[Records excerpted from a collection]
● ● ● ● ● ● ●

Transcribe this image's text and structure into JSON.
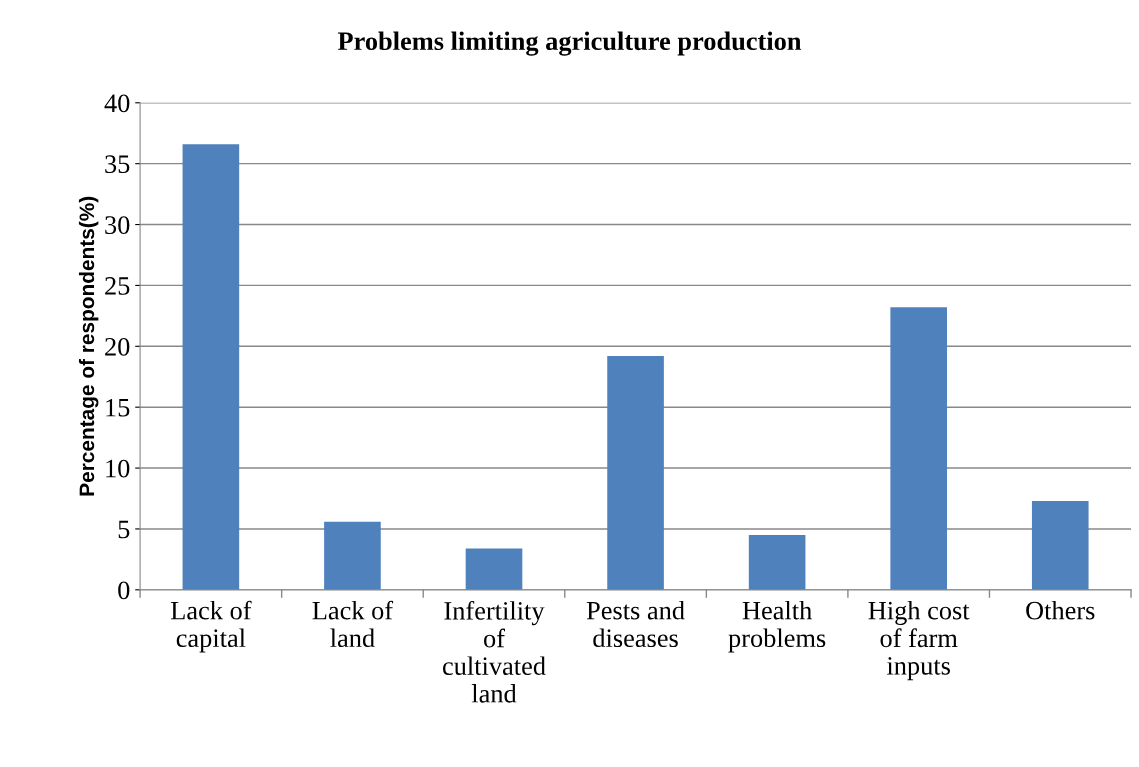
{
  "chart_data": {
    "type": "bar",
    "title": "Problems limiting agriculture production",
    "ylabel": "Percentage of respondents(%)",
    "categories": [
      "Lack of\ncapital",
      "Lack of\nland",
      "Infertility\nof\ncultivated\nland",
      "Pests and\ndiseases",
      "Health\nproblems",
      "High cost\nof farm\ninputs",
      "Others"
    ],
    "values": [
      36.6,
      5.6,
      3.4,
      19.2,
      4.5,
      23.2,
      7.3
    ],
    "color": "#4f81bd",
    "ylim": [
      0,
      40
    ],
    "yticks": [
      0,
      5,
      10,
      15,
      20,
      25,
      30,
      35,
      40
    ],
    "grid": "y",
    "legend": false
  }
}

● ● ● ● ● ● ●

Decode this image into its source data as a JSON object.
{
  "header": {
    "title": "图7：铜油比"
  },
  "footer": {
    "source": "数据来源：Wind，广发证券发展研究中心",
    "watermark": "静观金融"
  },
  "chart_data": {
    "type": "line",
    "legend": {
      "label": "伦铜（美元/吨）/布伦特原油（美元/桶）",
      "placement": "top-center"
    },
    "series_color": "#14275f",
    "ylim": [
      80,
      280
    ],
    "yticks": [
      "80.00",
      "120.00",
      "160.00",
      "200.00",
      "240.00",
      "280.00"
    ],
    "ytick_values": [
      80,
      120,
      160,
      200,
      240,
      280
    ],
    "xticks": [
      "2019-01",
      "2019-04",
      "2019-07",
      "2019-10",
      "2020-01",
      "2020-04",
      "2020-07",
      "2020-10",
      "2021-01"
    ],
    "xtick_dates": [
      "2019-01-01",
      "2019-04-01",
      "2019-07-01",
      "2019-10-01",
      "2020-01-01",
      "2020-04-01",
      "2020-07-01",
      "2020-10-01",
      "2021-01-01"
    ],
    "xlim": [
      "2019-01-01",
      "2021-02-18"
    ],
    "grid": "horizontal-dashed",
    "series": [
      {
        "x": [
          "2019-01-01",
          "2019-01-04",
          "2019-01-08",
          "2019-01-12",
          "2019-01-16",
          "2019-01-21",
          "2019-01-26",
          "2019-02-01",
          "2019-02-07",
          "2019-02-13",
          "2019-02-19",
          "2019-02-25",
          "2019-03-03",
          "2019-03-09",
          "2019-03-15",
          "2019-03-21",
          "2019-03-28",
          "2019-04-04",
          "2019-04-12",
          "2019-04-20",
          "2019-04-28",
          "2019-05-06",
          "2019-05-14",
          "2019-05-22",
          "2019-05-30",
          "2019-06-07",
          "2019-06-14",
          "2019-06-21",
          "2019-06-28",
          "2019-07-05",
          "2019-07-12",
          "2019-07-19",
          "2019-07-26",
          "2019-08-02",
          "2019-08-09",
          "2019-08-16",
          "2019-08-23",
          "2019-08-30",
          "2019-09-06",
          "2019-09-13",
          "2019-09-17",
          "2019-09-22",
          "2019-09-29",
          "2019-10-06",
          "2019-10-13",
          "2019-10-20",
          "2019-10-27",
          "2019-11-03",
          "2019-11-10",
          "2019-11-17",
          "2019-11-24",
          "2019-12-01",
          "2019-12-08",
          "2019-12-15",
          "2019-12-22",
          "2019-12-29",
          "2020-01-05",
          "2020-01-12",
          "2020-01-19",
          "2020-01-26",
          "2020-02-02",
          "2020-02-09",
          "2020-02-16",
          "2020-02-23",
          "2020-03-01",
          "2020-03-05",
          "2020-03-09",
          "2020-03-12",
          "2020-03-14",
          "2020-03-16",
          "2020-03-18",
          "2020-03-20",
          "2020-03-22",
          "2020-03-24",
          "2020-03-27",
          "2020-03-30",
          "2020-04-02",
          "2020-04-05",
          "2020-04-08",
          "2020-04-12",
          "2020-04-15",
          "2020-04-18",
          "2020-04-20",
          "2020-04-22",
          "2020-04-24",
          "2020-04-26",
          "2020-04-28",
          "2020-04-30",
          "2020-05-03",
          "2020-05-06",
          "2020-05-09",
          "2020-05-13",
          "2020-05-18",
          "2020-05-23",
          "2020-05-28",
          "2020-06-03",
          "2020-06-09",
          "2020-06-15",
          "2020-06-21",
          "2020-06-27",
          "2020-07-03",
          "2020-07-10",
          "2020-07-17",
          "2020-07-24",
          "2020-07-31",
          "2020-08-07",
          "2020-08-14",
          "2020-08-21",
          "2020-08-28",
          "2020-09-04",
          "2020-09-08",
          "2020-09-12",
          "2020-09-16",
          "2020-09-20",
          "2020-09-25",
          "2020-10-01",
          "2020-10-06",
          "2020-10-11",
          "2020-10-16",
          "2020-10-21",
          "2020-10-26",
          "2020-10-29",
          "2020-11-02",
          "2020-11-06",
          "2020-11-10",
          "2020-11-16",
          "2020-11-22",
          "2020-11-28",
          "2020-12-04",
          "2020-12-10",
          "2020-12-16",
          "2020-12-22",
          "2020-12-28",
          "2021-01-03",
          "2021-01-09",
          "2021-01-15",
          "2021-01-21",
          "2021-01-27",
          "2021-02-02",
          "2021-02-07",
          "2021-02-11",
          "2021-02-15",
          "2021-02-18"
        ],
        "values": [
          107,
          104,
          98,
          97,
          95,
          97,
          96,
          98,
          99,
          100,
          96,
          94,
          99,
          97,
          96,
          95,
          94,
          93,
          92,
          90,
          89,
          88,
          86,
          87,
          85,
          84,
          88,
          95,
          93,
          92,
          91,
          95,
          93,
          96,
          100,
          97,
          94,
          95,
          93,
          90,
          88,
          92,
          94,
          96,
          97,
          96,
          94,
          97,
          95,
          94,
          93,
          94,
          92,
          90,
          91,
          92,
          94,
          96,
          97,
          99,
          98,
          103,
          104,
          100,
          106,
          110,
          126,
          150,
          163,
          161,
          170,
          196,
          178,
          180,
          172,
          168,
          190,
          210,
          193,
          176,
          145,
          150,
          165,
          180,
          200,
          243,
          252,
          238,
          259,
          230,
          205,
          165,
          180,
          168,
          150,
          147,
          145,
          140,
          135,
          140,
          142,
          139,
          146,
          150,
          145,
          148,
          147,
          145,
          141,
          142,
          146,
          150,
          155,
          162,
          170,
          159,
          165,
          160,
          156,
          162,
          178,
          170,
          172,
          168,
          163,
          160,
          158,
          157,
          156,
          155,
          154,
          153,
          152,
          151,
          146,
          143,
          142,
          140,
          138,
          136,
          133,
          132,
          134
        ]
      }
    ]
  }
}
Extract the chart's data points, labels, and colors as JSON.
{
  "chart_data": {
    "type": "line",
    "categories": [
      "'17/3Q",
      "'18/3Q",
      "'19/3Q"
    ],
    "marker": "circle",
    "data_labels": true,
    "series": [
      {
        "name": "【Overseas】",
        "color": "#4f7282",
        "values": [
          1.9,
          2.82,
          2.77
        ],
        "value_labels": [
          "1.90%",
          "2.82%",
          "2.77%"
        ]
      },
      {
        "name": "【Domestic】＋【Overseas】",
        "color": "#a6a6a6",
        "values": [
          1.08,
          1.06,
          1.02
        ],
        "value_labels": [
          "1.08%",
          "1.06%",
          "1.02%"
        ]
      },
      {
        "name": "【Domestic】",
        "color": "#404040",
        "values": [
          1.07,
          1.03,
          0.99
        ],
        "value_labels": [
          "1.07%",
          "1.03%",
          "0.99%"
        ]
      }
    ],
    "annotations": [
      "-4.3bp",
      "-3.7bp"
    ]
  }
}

● ● ● ● ● ● ●

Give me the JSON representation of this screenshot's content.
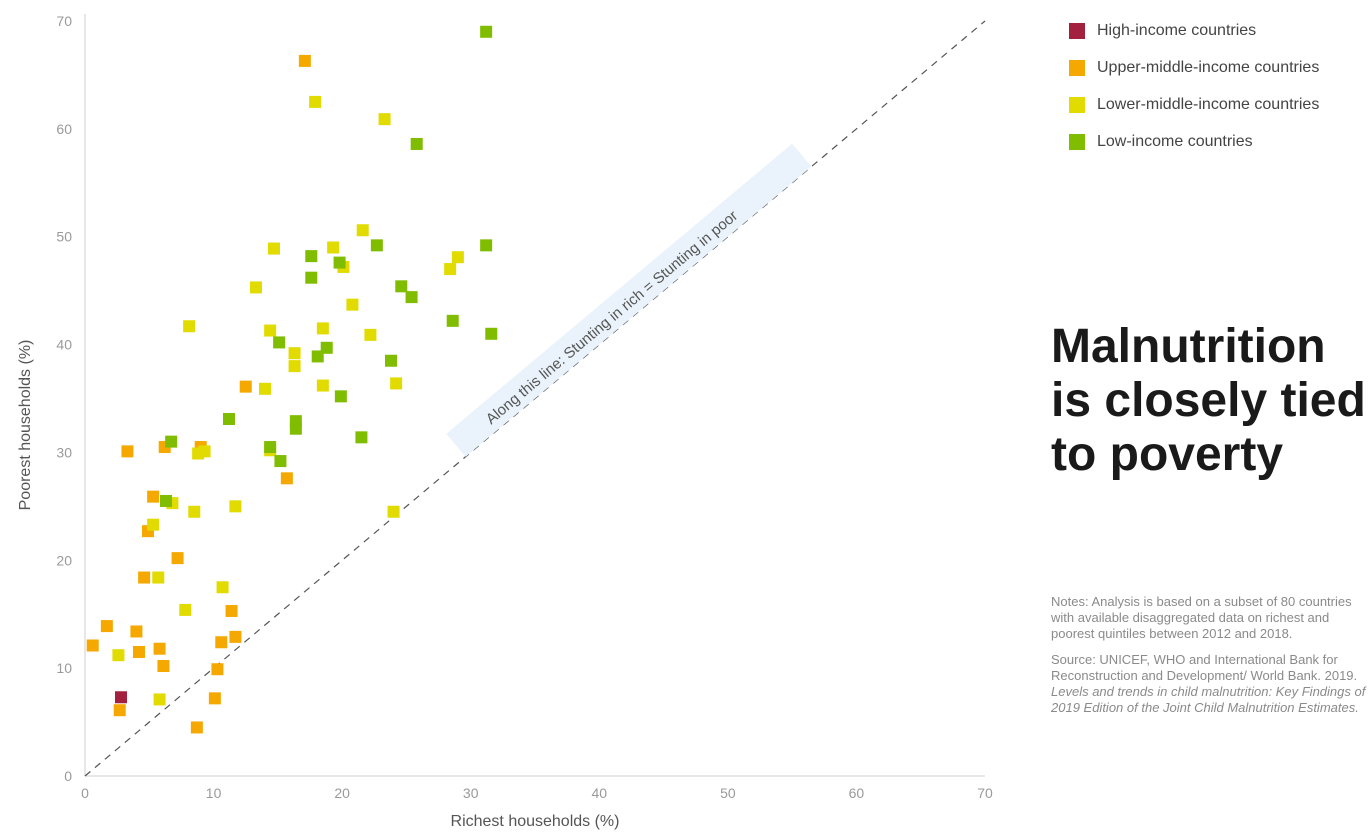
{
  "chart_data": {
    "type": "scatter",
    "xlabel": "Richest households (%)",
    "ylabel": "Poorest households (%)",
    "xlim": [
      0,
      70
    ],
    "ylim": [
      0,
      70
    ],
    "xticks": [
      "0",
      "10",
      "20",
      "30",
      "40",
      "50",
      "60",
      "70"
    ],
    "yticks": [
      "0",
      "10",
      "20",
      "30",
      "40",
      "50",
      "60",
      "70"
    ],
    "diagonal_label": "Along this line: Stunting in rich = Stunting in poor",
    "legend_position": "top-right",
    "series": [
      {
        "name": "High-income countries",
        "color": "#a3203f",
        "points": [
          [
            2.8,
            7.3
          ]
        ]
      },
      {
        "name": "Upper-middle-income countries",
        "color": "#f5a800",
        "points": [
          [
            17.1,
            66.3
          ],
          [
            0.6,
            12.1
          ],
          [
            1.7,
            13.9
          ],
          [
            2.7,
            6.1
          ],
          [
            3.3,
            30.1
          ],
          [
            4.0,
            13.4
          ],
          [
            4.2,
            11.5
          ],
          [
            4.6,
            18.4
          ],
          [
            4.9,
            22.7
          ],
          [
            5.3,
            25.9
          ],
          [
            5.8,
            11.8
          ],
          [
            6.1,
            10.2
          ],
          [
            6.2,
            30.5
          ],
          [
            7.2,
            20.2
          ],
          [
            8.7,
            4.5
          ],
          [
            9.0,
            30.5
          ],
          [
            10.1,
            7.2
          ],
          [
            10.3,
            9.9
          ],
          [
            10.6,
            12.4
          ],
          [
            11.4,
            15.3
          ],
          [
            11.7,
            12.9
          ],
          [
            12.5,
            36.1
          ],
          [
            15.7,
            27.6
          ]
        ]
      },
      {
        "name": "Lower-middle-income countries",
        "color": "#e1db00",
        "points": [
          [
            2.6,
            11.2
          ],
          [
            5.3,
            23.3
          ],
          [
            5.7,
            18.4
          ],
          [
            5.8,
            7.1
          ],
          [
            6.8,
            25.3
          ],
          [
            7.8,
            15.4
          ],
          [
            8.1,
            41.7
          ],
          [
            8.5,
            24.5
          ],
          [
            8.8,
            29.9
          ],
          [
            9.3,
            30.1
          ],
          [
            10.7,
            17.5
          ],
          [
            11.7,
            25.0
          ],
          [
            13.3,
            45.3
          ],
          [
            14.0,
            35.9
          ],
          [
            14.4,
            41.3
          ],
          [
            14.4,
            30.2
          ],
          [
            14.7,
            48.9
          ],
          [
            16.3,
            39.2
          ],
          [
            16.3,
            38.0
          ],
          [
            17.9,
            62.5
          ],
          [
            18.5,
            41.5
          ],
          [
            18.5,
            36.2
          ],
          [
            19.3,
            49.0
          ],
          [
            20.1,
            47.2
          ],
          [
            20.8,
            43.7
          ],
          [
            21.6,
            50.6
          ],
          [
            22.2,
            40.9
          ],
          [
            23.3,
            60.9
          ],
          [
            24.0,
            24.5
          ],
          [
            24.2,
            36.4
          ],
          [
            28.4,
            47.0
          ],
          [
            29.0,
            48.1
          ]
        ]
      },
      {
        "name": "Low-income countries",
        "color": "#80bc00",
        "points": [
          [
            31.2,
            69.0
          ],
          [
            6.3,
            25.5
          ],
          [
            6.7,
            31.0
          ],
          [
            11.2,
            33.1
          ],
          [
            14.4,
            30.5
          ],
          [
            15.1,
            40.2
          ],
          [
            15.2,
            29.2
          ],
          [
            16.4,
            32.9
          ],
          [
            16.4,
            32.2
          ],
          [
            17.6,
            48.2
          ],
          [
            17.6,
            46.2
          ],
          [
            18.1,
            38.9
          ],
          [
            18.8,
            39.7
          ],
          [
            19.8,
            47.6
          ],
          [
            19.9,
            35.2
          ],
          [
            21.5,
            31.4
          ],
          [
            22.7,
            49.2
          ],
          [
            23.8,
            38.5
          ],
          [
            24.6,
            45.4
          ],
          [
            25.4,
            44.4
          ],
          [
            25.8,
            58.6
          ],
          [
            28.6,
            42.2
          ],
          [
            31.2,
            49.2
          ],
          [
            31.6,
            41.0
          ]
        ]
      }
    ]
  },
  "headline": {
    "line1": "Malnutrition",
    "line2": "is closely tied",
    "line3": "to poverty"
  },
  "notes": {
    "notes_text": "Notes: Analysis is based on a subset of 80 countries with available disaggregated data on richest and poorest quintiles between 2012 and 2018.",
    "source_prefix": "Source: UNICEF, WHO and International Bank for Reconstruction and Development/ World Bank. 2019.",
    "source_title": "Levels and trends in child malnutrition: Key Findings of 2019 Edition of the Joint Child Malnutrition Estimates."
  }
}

● ● ● ● ● ● ●

__Task directions__:
Pull out every line in the material above where "households" occurs.

__Output__:
    "xlabel": "Richest households (%)",
    "ylabel": "Poorest households (%)",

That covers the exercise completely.